Task instructions
Provide an exact copy of the data, excluding the images.

Dataset excerpts
▼

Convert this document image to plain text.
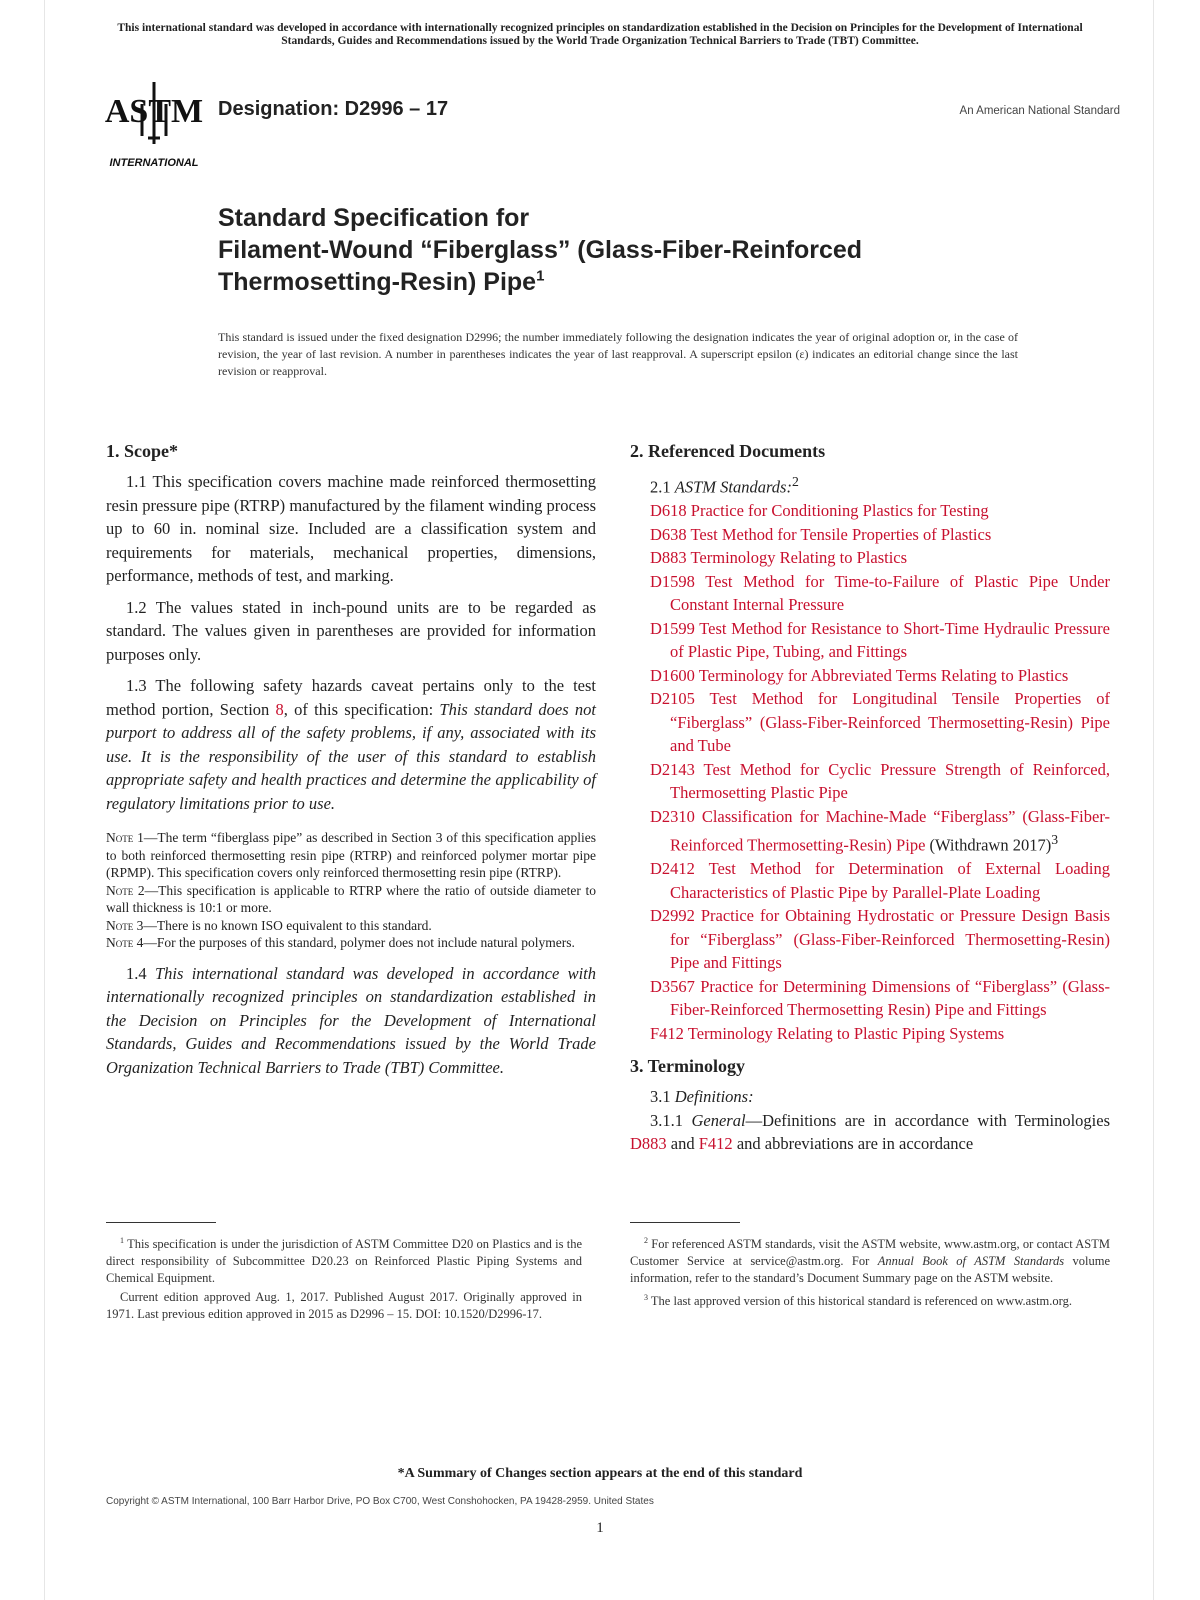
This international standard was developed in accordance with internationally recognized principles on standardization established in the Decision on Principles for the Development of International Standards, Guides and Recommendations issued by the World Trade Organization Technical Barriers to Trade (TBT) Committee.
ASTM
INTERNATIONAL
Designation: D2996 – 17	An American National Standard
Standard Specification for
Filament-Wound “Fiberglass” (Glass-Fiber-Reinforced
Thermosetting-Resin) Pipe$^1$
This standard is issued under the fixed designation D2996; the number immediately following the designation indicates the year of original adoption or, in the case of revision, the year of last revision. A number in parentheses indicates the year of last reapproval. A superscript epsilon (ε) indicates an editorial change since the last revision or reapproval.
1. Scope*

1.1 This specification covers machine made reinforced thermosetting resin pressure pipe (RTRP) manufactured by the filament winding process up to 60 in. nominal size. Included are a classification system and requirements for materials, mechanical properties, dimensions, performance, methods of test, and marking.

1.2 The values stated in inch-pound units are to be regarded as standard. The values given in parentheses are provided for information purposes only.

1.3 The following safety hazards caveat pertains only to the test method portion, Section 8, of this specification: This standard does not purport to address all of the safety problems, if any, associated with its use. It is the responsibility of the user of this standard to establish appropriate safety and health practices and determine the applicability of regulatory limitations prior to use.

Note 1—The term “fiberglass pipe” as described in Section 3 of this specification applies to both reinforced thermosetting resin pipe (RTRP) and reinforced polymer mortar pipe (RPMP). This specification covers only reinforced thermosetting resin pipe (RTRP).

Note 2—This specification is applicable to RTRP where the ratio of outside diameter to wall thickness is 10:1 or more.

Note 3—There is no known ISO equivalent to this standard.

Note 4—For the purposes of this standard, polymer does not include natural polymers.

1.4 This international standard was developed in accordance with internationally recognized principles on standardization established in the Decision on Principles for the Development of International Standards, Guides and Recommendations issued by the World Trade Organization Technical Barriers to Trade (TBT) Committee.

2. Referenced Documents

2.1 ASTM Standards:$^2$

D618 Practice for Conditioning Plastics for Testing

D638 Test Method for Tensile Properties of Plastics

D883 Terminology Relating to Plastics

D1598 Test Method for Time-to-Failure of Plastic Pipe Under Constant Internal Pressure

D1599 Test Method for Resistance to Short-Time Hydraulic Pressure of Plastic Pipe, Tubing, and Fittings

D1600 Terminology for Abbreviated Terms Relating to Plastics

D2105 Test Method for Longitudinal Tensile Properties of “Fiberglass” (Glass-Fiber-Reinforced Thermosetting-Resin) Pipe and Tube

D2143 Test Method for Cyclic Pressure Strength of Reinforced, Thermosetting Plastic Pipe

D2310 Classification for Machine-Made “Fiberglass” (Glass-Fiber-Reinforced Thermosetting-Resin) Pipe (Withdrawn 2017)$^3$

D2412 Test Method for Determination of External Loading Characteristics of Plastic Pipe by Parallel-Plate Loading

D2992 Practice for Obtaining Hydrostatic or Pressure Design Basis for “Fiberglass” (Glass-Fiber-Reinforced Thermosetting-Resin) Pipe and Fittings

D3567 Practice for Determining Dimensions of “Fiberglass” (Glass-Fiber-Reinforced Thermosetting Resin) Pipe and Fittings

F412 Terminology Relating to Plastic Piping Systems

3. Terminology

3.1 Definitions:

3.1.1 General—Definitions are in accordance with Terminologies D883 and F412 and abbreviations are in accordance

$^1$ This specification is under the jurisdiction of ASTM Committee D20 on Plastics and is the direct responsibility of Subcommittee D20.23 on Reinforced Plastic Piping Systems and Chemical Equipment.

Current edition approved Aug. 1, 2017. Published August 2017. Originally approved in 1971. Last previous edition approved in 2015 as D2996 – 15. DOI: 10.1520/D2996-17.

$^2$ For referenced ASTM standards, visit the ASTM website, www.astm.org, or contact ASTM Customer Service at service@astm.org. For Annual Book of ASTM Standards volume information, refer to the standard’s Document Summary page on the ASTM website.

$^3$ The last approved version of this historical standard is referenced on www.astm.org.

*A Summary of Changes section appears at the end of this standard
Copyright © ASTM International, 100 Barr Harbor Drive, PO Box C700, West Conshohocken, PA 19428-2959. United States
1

▲

Problem solution
Convert this document image to plain text.
This international standard was developed in accordance with internationally recognized principles on standardization established in the Decision on Principles for the Development of International Standards, Guides and Recommendations issued by the World Trade Organization Technical Barriers to Trade (TBT) Committee.
ASTM
INTERNATIONAL
Designation: D2996 – 17	An American National Standard
Standard Specification for
Filament-Wound “Fiberglass” (Glass-Fiber-Reinforced
Thermosetting-Resin) Pipe$^1$
This standard is issued under the fixed designation D2996; the number immediately following the designation indicates the year of original adoption or, in the case of revision, the year of last revision. A number in parentheses indicates the year of last reapproval. A superscript epsilon (ε) indicates an editorial change since the last revision or reapproval.
1. Scope*

1.1 This specification covers machine made reinforced thermosetting resin pressure pipe (RTRP) manufactured by the filament winding process up to 60 in. nominal size. Included are a classification system and requirements for materials, mechanical properties, dimensions, performance, methods of test, and marking.

1.2 The values stated in inch-pound units are to be regarded as standard. The values given in parentheses are provided for information purposes only.

1.3 The following safety hazards caveat pertains only to the test method portion, Section 8, of this specification: This standard does not purport to address all of the safety problems, if any, associated with its use. It is the responsibility of the user of this standard to establish appropriate safety and health practices and determine the applicability of regulatory limitations prior to use.

Note 1—The term “fiberglass pipe” as described in Section 3 of this specification applies to both reinforced thermosetting resin pipe (RTRP) and reinforced polymer mortar pipe (RPMP). This specification covers only reinforced thermosetting resin pipe (RTRP).

Note 2—This specification is applicable to RTRP where the ratio of outside diameter to wall thickness is 10:1 or more.

Note 3—There is no known ISO equivalent to this standard.

Note 4—For the purposes of this standard, polymer does not include natural polymers.

1.4 This international standard was developed in accordance with internationally recognized principles on standardization established in the Decision on Principles for the Development of International Standards, Guides and Recommendations issued by the World Trade Organization Technical Barriers to Trade (TBT) Committee.

2. Referenced Documents

2.1 ASTM Standards:$^2$

D618 Practice for Conditioning Plastics for Testing

D638 Test Method for Tensile Properties of Plastics

D883 Terminology Relating to Plastics

D1598 Test Method for Time-to-Failure of Plastic Pipe Under Constant Internal Pressure

D1599 Test Method for Resistance to Short-Time Hydraulic Pressure of Plastic Pipe, Tubing, and Fittings

D1600 Terminology for Abbreviated Terms Relating to Plastics

D2105 Test Method for Longitudinal Tensile Properties of “Fiberglass” (Glass-Fiber-Reinforced Thermosetting-Resin) Pipe and Tube

D2143 Test Method for Cyclic Pressure Strength of Reinforced, Thermosetting Plastic Pipe

D2310 Classification for Machine-Made “Fiberglass” (Glass-Fiber-Reinforced Thermosetting-Resin) Pipe (Withdrawn 2017)$^3$

D2412 Test Method for Determination of External Loading Characteristics of Plastic Pipe by Parallel-Plate Loading

D2992 Practice for Obtaining Hydrostatic or Pressure Design Basis for “Fiberglass” (Glass-Fiber-Reinforced Thermosetting-Resin) Pipe and Fittings

D3567 Practice for Determining Dimensions of “Fiberglass” (Glass-Fiber-Reinforced Thermosetting Resin) Pipe and Fittings

F412 Terminology Relating to Plastic Piping Systems

3. Terminology

3.1 Definitions:

3.1.1 General—Definitions are in accordance with Terminologies D883 and F412 and abbreviations are in accordance

$^1$ This specification is under the jurisdiction of ASTM Committee D20 on Plastics and is the direct responsibility of Subcommittee D20.23 on Reinforced Plastic Piping Systems and Chemical Equipment.

Current edition approved Aug. 1, 2017. Published August 2017. Originally approved in 1971. Last previous edition approved in 2015 as D2996 – 15. DOI: 10.1520/D2996-17.

$^2$ For referenced ASTM standards, visit the ASTM website, www.astm.org, or contact ASTM Customer Service at service@astm.org. For Annual Book of ASTM Standards volume information, refer to the standard’s Document Summary page on the ASTM website.

$^3$ The last approved version of this historical standard is referenced on www.astm.org.

*A Summary of Changes section appears at the end of this standard
Copyright © ASTM International, 100 Barr Harbor Drive, PO Box C700, West Conshohocken, PA 19428-2959. United States
1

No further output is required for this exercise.